Copy the records below in full, changing no character.

*** Opening of PROVIDED DATA ***

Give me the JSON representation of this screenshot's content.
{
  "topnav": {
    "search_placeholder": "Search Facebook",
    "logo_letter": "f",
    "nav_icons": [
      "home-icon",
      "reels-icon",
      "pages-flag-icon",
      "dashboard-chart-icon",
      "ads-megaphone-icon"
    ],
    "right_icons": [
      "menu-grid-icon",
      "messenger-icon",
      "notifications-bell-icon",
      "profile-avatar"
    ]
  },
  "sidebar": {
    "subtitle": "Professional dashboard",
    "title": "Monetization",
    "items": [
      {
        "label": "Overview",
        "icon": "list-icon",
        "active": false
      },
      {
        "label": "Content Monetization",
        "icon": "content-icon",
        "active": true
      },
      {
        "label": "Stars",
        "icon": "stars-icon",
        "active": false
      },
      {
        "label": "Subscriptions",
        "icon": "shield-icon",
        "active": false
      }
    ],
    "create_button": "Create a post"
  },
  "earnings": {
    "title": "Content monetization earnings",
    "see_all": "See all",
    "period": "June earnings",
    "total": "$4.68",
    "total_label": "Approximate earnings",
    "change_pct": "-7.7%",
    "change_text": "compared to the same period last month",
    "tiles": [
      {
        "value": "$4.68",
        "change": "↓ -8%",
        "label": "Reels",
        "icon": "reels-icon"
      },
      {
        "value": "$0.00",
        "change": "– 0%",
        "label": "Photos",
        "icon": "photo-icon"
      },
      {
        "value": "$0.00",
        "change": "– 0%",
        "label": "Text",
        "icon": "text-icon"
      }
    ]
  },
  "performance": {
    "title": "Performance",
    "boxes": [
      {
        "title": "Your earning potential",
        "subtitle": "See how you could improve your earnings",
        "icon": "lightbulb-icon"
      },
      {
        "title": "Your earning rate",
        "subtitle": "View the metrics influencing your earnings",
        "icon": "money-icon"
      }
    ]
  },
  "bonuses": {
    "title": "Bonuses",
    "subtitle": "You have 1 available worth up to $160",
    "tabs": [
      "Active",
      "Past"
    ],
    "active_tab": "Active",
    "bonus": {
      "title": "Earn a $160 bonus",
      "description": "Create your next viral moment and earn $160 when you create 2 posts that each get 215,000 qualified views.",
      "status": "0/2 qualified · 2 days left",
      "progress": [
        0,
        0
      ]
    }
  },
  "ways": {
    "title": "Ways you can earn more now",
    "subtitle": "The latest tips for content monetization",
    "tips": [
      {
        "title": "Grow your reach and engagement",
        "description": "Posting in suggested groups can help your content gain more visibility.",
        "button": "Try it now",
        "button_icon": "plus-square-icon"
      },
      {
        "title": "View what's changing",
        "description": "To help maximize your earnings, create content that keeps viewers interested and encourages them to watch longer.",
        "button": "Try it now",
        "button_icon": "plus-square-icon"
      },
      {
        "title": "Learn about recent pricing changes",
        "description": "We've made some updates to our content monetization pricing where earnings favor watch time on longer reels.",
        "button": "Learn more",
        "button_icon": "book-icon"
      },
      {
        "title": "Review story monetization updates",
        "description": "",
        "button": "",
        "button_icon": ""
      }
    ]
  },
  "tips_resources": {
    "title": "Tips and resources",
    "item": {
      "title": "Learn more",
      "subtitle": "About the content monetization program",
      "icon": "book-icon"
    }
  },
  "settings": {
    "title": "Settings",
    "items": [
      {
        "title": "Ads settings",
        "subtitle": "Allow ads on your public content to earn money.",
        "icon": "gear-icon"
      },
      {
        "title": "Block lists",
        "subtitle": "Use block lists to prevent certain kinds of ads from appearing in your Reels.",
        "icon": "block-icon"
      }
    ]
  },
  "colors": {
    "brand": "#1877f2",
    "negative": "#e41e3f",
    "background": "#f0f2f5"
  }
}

*** Close of PROVIDED DATA ***

YOUR RESPONSE.
Give me the JSON representation of this screenshot's content.
{
  "topnav": {
    "search_placeholder": "Search Facebook",
    "logo_letter": "f",
    "nav_icons": [
      "home-icon",
      "reels-icon",
      "pages-flag-icon",
      "dashboard-chart-icon",
      "ads-megaphone-icon"
    ],
    "right_icons": [
      "menu-grid-icon",
      "messenger-icon",
      "notifications-bell-icon",
      "profile-avatar"
    ]
  },
  "sidebar": {
    "subtitle": "Professional dashboard",
    "title": "Monetization",
    "items": [
      {
        "label": "Overview",
        "icon": "list-icon",
        "active": false
      },
      {
        "label": "Content Monetization",
        "icon": "content-icon",
        "active": true
      },
      {
        "label": "Stars",
        "icon": "stars-icon",
        "active": false
      },
      {
        "label": "Subscriptions",
        "icon": "shield-icon",
        "active": false
      }
    ],
    "create_button": "Create a post"
  },
  "earnings": {
    "title": "Content monetization earnings",
    "see_all": "See all",
    "period": "June earnings",
    "total": "$4.68",
    "total_label": "Approximate earnings",
    "change_pct": "-7.7%",
    "change_text": "compared to the same period last month",
    "tiles": [
      {
        "value": "$4.68",
        "change": "↓ -8%",
        "label": "Reels",
        "icon": "reels-icon"
      },
      {
        "value": "$0.00",
        "change": "– 0%",
        "label": "Photos",
        "icon": "photo-icon"
      },
      {
        "value": "$0.00",
        "change": "– 0%",
        "label": "Text",
        "icon": "text-icon"
      }
    ]
  },
  "performance": {
    "title": "Performance",
    "boxes": [
      {
        "title": "Your earning potential",
        "subtitle": "See how you could improve your earnings",
        "icon": "lightbulb-icon"
      },
      {
        "title": "Your earning rate",
        "subtitle": "View the metrics influencing your earnings",
        "icon": "money-icon"
      }
    ]
  },
  "bonuses": {
    "title": "Bonuses",
    "subtitle": "You have 1 available worth up to $160",
    "tabs": [
      "Active",
      "Past"
    ],
    "active_tab": "Active",
    "bonus": {
      "title": "Earn a $160 bonus",
      "description": "Create your next viral moment and earn $160 when you create 2 posts that each get 215,000 qualified views.",
      "status": "0/2 qualified · 2 days left",
      "progress": [
        0,
        0
      ]
    }
  },
  "ways": {
    "title": "Ways you can earn more now",
    "subtitle": "The latest tips for content monetization",
    "tips": [
      {
        "title": "Grow your reach and engagement",
        "description": "Posting in suggested groups can help your content gain more visibility.",
        "button": "Try it now",
        "button_icon": "plus-square-icon"
      },
      {
        "title": "View what's changing",
        "description": "To help maximize your earnings, create content that keeps viewers interested and encourages them to watch longer.",
        "button": "Try it now",
        "button_icon": "plus-square-icon"
      },
      {
        "title": "Learn about recent pricing changes",
        "description": "We've made some updates to our content monetization pricing where earnings favor watch time on longer reels.",
        "button": "Learn more",
        "button_icon": "book-icon"
      },
      {
        "title": "Review story monetization updates",
        "description": "",
        "button": "",
        "button_icon": ""
      }
    ]
  },
  "tips_resources": {
    "title": "Tips and resources",
    "item": {
      "title": "Learn more",
      "subtitle": "About the content monetization program",
      "icon": "book-icon"
    }
  },
  "settings": {
    "title": "Settings",
    "items": [
      {
        "title": "Ads settings",
        "subtitle": "Allow ads on your public content to earn money.",
        "icon": "gear-icon"
      },
      {
        "title": "Block lists",
        "subtitle": "Use block lists to prevent certain kinds of ads from appearing in your Reels.",
        "icon": "block-icon"
      }
    ]
  },
  "colors": {
    "brand": "#1877f2",
    "negative": "#e41e3f",
    "background": "#f0f2f5"
  }
}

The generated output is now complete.